── DATASET EXTRACT
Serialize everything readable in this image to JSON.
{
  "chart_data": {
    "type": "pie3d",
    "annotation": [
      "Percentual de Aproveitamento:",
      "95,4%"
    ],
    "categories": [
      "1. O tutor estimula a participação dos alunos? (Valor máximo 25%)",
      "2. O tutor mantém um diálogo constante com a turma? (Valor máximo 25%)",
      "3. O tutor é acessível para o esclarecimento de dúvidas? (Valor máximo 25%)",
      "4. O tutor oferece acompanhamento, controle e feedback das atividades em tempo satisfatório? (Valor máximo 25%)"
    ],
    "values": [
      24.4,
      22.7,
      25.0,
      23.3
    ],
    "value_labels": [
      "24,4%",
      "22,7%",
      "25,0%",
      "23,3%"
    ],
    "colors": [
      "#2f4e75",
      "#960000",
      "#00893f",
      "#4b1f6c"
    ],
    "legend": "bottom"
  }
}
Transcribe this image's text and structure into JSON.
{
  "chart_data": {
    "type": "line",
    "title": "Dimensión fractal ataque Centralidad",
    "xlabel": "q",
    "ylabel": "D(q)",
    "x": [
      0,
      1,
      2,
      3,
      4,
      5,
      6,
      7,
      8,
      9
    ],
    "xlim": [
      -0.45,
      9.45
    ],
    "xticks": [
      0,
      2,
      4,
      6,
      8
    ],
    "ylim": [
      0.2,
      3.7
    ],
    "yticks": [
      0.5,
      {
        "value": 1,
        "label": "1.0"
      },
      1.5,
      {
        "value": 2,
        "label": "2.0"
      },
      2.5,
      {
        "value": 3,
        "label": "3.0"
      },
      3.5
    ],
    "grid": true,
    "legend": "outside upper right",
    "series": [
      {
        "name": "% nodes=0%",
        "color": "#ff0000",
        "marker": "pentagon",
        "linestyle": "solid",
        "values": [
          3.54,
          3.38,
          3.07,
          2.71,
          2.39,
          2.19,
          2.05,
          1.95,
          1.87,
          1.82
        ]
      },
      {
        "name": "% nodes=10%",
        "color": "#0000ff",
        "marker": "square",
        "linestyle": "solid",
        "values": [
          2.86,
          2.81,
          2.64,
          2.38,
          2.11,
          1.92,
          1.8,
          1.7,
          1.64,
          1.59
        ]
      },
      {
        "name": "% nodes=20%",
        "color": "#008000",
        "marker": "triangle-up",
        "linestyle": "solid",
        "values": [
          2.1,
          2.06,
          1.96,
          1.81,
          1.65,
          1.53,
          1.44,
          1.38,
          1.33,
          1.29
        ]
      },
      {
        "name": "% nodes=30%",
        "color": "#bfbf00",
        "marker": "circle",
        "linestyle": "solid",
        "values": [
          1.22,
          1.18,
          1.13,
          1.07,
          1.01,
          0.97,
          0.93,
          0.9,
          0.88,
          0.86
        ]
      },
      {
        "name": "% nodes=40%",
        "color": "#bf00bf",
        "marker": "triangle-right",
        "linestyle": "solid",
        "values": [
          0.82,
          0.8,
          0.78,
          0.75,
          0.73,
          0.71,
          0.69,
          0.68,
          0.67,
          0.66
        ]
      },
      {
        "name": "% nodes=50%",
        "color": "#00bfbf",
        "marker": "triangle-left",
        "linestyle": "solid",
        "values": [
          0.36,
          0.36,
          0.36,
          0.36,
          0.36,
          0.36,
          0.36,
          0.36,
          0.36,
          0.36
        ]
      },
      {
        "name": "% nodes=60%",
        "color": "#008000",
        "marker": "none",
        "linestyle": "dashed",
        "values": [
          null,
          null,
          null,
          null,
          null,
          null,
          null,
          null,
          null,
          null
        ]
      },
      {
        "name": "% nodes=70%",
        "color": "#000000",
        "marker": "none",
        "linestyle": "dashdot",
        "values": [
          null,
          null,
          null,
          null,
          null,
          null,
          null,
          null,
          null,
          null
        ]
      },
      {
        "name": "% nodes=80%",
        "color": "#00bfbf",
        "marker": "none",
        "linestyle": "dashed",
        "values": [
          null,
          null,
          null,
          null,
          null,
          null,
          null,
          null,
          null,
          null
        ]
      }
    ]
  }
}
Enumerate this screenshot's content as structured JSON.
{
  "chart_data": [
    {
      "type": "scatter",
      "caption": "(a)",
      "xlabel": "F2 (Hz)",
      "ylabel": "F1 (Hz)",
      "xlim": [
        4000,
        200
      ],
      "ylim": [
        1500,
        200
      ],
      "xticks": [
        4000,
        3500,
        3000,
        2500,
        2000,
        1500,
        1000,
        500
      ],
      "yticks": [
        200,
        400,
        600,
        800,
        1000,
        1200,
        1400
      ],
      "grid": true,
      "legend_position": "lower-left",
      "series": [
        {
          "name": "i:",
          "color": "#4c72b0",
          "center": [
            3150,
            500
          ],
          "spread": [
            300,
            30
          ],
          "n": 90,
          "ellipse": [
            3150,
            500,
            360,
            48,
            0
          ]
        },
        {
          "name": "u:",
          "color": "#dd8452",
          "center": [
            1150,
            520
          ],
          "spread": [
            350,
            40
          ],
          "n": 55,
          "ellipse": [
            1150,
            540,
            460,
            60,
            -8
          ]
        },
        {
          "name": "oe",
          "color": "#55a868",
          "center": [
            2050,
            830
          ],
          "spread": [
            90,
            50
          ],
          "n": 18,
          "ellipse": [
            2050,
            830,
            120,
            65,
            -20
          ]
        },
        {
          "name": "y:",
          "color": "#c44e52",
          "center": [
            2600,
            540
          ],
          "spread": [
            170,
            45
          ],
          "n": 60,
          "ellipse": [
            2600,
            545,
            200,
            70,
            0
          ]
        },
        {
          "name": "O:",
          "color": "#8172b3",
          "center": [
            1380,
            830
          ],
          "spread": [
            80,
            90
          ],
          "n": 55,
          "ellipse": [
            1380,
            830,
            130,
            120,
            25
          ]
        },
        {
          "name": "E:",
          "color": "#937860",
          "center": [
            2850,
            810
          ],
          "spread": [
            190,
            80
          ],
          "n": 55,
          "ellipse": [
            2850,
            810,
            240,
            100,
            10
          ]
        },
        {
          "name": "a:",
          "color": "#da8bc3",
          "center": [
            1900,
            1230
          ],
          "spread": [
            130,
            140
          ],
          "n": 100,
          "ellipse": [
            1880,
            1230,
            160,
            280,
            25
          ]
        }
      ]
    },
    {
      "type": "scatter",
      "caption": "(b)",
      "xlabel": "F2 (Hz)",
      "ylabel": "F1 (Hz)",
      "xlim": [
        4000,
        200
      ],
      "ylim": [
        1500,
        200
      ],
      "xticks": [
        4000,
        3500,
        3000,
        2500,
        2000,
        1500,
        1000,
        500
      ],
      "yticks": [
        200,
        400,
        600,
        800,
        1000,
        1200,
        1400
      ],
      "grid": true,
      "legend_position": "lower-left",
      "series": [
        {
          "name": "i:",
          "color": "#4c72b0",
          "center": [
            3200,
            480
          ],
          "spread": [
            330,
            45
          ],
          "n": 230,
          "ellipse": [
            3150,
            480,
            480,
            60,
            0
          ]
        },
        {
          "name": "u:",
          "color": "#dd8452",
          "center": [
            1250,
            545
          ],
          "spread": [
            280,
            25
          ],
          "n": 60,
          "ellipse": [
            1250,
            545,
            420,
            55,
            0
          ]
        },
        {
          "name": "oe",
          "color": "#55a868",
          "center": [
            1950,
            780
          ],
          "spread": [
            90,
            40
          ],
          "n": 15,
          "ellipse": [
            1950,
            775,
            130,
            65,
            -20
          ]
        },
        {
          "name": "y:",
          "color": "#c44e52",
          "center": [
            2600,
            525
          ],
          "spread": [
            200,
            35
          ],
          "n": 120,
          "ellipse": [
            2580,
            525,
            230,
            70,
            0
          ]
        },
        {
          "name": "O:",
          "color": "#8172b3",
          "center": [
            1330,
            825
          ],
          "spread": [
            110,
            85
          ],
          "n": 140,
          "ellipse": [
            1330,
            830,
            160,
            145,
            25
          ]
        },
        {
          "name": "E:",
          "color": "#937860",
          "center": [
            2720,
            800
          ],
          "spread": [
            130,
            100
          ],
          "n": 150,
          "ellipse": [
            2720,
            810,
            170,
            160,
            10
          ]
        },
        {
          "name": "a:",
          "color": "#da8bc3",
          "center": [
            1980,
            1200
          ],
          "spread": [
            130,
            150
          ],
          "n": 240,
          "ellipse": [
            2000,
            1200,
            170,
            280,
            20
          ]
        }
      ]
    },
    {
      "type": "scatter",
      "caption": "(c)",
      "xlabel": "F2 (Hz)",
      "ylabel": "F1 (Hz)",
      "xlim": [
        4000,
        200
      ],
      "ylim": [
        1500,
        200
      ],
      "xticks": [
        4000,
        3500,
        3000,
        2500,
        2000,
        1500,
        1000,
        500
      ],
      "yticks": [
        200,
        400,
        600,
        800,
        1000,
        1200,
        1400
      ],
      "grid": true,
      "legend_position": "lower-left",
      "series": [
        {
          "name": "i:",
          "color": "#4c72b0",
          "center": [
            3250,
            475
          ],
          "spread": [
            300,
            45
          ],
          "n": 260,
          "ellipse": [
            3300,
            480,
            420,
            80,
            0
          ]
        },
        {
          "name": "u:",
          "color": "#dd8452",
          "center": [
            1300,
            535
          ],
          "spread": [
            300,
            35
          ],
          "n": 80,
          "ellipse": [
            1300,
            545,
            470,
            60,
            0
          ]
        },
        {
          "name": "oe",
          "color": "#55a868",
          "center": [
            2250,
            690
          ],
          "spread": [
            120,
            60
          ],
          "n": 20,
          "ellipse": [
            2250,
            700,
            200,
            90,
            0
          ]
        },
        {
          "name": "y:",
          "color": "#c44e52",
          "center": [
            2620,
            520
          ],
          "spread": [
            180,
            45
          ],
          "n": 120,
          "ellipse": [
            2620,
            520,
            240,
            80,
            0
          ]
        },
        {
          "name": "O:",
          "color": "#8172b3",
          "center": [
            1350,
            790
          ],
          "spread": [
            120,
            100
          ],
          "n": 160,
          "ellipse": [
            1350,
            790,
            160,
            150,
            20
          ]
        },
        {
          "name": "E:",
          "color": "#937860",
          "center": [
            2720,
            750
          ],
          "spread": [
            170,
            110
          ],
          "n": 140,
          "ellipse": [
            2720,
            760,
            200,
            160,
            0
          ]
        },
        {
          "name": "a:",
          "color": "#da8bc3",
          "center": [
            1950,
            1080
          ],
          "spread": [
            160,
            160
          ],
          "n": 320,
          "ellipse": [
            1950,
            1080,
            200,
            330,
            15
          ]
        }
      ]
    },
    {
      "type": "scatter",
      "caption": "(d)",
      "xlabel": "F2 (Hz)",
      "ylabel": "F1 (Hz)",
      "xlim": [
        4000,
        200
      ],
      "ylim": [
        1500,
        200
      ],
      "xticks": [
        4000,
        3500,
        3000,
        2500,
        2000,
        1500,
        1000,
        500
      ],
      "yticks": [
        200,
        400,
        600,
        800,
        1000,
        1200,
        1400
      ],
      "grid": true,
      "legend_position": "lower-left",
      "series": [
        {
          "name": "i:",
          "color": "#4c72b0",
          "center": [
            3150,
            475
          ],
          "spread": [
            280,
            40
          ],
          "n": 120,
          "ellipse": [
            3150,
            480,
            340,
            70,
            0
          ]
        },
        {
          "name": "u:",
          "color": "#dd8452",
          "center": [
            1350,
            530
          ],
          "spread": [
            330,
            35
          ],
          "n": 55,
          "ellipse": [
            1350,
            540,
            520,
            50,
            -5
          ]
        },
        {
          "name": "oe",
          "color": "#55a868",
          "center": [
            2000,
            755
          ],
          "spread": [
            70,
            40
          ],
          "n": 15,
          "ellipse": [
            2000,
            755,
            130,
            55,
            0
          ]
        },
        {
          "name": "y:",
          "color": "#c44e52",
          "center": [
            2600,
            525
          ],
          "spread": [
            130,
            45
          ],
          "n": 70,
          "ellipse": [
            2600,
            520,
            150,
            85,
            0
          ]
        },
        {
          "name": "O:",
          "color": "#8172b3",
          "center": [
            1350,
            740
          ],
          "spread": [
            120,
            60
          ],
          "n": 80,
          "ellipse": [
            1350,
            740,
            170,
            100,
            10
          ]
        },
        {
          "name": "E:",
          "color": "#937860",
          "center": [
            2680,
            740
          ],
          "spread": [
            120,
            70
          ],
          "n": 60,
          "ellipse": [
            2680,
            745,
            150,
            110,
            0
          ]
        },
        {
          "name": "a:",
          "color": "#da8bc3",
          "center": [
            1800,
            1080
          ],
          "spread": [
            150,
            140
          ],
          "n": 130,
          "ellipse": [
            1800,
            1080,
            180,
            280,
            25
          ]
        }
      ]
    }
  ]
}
────
■ **PROBLEM REQUIREMENTS**
Pull out every line of the records above that contains the word "triangle".

■ **EXPECTED OUTPUT**
        "marker": "triangle-up",
        "marker": "triangle-right",
        "marker": "triangle-left",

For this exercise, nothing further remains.